#### TASK REQUIREMENTS
Extract, from the listing that follows, each line containing the word "Decisiones".

#### DATASET RECORDS
══════════════════════════════
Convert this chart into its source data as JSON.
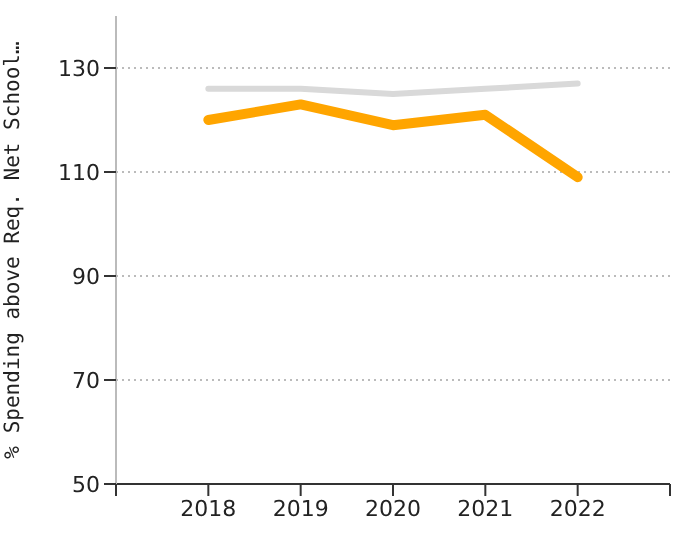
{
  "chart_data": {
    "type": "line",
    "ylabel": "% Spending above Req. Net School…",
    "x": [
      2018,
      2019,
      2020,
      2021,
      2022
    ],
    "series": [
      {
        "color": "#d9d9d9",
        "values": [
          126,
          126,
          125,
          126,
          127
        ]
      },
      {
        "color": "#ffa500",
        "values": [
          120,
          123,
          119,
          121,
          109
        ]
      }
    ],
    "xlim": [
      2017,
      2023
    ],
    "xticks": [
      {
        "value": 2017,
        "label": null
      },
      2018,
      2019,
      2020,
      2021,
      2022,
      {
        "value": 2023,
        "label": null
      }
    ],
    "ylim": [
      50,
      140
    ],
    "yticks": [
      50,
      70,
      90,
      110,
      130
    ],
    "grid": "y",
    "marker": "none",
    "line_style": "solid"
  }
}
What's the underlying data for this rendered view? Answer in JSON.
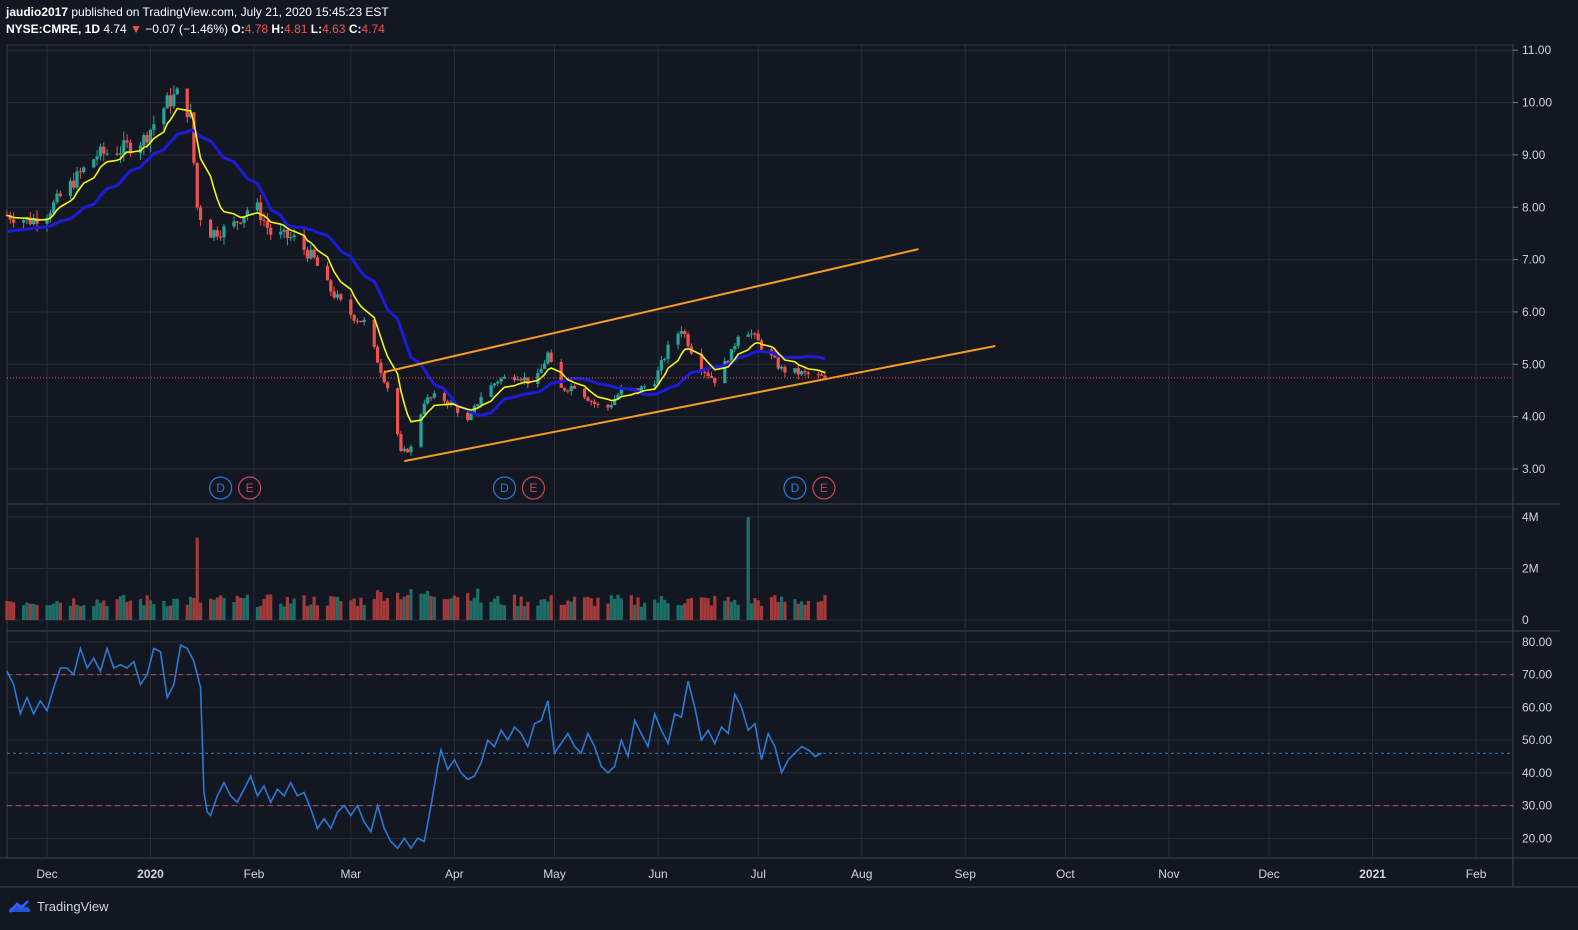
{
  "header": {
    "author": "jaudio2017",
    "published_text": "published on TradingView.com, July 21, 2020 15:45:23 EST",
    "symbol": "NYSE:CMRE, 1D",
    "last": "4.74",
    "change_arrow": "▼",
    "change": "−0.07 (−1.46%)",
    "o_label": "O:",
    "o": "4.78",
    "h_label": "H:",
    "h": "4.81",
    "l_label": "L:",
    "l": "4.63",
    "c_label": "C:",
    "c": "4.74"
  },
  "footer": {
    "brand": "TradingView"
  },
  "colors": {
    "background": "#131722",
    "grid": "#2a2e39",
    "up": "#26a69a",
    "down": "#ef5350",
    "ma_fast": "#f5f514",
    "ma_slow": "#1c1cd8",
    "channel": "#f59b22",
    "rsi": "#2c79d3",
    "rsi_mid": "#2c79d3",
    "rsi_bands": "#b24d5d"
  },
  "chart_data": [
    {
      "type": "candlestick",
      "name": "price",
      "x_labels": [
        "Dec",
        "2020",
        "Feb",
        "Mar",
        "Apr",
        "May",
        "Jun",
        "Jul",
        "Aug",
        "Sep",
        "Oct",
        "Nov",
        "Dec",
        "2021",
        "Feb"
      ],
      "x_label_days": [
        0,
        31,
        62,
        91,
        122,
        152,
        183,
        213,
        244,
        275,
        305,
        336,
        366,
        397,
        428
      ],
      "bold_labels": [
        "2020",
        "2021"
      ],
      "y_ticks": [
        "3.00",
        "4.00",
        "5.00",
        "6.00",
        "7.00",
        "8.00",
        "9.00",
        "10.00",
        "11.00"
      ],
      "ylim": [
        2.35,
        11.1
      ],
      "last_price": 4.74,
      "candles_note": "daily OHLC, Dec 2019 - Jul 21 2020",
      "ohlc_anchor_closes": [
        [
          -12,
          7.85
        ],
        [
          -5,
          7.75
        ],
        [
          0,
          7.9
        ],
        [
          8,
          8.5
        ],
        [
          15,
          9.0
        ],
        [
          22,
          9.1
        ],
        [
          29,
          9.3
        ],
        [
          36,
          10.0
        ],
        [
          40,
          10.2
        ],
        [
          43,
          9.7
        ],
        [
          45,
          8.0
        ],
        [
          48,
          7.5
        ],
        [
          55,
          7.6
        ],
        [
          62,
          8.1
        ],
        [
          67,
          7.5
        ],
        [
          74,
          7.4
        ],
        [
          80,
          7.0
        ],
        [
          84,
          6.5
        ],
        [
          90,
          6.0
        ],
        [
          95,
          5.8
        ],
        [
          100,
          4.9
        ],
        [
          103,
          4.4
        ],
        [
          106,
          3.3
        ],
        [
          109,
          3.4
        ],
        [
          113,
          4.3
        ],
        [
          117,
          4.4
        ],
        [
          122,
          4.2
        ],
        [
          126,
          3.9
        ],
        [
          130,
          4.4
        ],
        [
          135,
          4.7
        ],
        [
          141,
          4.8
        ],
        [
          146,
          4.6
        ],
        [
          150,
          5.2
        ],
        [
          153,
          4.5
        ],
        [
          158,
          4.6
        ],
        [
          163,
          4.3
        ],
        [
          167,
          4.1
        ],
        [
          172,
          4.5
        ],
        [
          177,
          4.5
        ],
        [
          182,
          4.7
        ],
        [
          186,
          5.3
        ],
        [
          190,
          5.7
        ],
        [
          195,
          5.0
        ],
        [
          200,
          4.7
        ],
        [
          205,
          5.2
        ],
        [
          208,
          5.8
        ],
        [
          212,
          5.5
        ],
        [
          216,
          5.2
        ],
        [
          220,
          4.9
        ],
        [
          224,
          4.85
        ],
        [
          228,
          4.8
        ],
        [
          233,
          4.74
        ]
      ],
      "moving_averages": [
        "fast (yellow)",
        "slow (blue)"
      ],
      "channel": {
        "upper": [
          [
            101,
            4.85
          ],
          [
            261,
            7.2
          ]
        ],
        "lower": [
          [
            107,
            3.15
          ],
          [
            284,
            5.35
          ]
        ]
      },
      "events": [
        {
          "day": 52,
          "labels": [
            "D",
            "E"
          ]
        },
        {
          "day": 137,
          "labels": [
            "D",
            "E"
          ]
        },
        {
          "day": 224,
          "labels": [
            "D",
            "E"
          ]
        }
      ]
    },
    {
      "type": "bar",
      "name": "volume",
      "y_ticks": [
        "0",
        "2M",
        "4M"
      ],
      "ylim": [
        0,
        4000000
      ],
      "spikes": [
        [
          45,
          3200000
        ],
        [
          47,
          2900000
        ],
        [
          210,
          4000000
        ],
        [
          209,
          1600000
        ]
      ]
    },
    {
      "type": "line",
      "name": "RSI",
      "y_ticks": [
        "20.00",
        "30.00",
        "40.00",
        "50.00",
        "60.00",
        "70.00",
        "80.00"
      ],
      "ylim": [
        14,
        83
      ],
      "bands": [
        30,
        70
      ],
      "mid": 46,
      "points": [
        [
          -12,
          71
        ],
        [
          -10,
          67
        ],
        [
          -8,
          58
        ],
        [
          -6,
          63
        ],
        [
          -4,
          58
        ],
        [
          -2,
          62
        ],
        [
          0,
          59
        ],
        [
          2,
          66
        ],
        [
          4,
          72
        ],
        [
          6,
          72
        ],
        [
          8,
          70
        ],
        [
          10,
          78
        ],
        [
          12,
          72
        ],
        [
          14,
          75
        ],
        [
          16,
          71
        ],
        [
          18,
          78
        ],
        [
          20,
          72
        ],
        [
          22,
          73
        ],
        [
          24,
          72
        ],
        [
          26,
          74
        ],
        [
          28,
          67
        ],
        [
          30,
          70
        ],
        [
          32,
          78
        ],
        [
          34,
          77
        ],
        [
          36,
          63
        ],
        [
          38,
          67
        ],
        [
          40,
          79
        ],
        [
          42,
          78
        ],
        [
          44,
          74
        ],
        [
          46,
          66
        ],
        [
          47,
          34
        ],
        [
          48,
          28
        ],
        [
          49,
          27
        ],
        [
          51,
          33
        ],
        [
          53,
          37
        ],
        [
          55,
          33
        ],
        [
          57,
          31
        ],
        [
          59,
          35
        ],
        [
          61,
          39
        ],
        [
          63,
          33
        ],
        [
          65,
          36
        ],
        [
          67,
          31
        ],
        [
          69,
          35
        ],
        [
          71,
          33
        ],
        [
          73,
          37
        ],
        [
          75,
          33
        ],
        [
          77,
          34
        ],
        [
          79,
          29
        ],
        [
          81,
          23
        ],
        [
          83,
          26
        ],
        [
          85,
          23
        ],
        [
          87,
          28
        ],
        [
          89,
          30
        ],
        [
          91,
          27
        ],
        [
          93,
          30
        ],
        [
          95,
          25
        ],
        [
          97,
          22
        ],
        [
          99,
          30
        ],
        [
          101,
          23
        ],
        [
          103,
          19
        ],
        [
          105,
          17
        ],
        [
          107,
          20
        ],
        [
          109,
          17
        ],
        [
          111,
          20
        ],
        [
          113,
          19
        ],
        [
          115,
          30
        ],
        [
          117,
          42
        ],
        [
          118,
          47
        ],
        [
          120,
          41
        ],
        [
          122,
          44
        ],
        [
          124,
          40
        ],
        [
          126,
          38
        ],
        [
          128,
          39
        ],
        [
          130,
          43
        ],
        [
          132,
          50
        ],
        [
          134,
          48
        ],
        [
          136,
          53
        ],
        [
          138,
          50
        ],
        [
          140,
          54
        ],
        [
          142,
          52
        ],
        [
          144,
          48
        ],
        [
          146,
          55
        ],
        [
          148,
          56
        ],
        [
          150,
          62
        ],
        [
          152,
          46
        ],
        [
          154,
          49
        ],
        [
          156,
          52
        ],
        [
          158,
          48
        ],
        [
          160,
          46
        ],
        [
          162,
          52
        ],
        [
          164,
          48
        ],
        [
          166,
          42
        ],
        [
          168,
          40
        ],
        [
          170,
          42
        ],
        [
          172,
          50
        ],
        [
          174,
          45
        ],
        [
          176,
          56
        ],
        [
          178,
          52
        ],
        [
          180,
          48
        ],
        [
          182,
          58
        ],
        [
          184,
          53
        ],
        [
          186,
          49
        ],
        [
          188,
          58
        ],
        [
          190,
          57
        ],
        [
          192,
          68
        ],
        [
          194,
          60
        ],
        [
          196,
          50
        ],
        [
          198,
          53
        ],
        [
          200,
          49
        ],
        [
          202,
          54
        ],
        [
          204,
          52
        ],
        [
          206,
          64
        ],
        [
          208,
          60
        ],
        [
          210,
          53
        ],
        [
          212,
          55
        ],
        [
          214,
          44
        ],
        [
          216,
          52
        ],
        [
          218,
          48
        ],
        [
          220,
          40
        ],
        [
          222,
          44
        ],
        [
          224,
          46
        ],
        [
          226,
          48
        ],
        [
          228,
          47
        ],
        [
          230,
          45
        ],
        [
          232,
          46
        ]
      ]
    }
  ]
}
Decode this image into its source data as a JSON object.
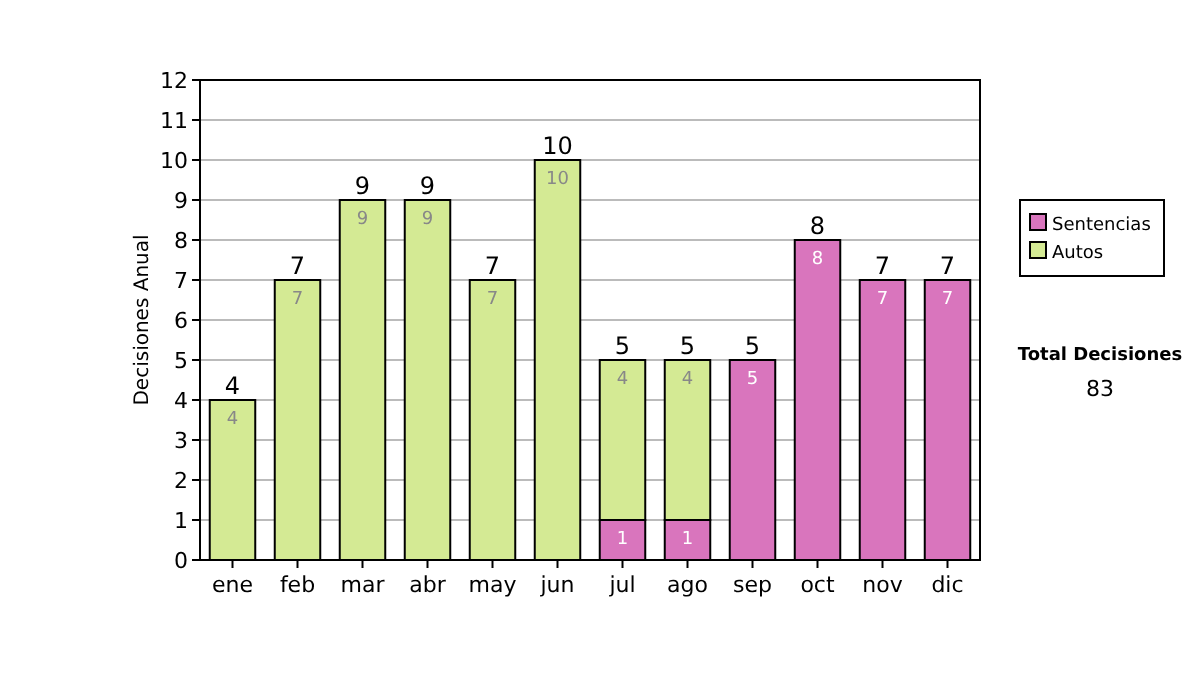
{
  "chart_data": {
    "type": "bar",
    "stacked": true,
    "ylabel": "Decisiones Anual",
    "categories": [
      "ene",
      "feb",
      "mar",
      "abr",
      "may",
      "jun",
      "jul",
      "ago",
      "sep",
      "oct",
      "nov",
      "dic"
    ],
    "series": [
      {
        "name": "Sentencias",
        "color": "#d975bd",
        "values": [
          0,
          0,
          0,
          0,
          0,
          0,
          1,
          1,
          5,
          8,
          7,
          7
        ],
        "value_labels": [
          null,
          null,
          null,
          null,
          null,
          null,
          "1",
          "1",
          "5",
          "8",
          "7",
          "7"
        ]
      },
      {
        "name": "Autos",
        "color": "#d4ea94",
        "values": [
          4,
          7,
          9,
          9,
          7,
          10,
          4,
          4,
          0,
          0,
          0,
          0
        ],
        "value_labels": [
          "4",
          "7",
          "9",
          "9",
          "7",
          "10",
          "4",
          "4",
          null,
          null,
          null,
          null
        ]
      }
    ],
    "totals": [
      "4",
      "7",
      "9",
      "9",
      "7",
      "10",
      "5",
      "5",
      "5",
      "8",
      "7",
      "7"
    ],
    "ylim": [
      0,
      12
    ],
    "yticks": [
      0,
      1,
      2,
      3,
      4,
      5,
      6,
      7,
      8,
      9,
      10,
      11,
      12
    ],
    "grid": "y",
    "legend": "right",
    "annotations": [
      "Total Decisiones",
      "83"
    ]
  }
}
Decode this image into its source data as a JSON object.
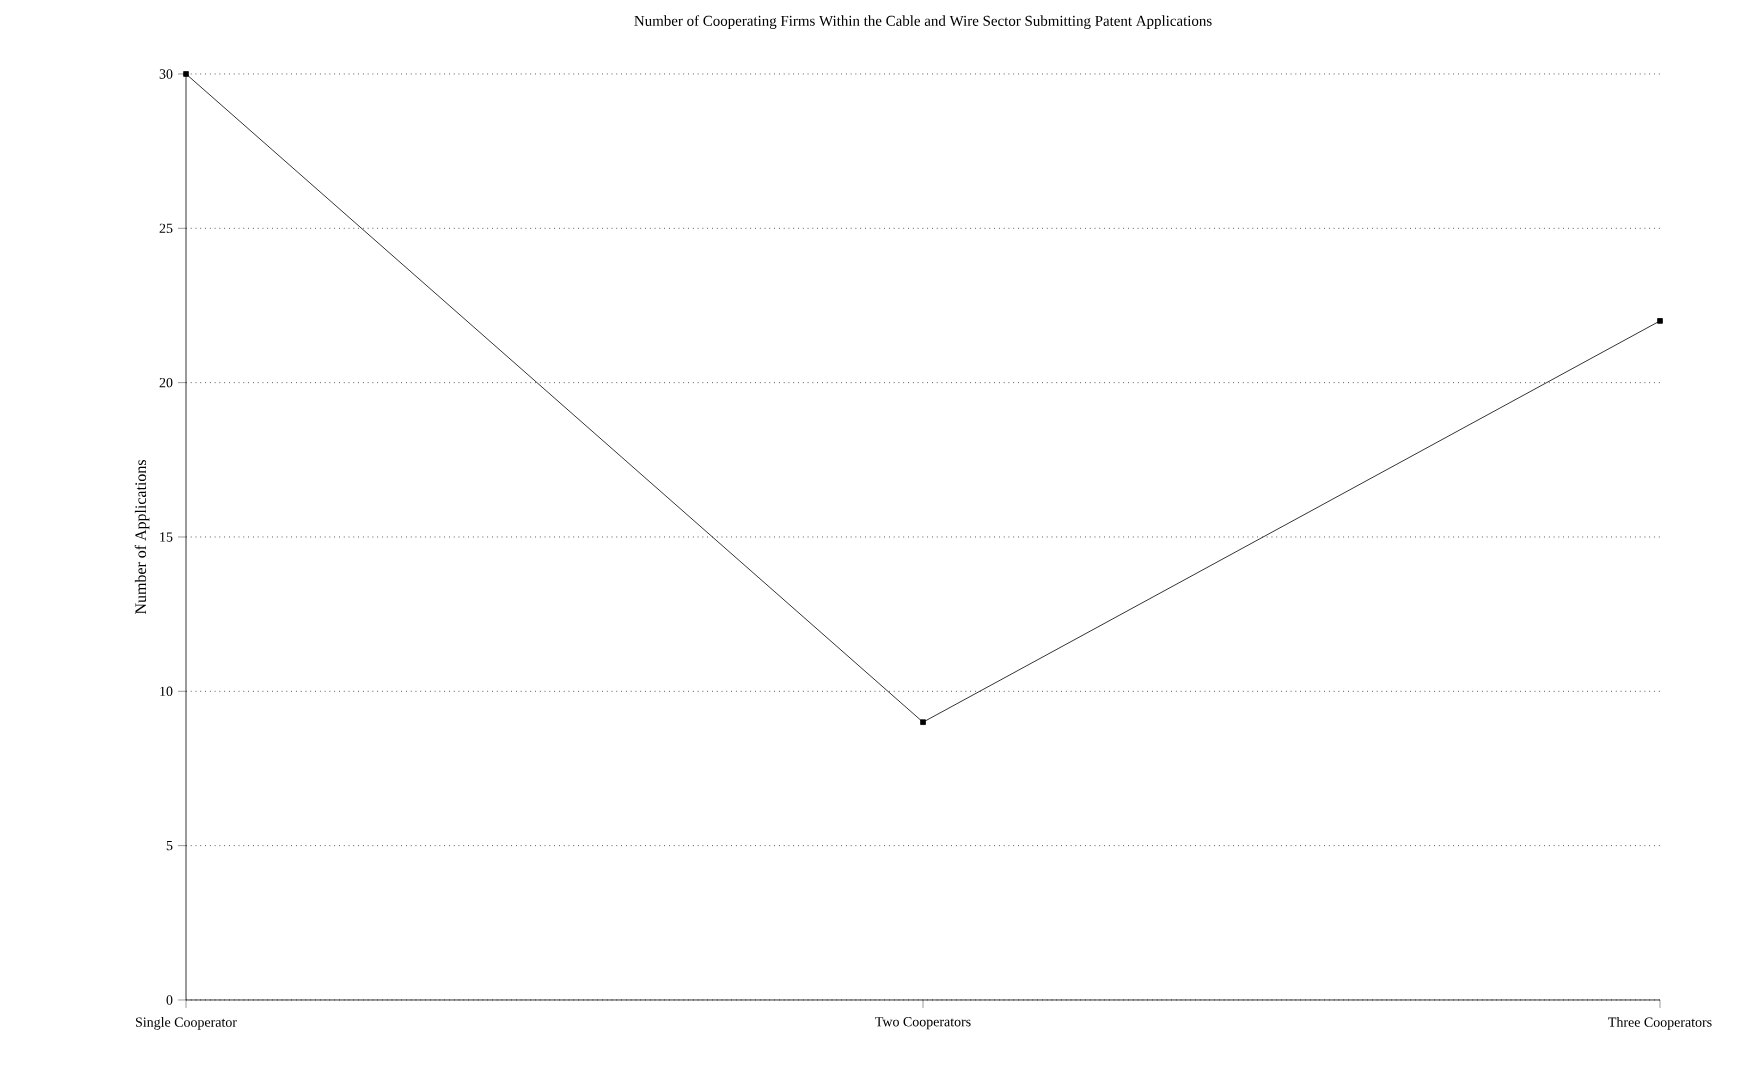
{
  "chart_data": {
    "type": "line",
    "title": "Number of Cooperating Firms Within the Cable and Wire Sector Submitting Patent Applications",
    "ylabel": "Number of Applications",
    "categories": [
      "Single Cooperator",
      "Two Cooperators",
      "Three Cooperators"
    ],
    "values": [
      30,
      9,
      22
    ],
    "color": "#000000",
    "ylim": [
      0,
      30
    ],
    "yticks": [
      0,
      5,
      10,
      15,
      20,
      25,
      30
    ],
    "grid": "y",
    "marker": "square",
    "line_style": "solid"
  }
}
══════════════════════════════
#### ANSWER TO THIS PROBLEM
    "ylabel": "Decisiones Anual",
      "Total Decisiones",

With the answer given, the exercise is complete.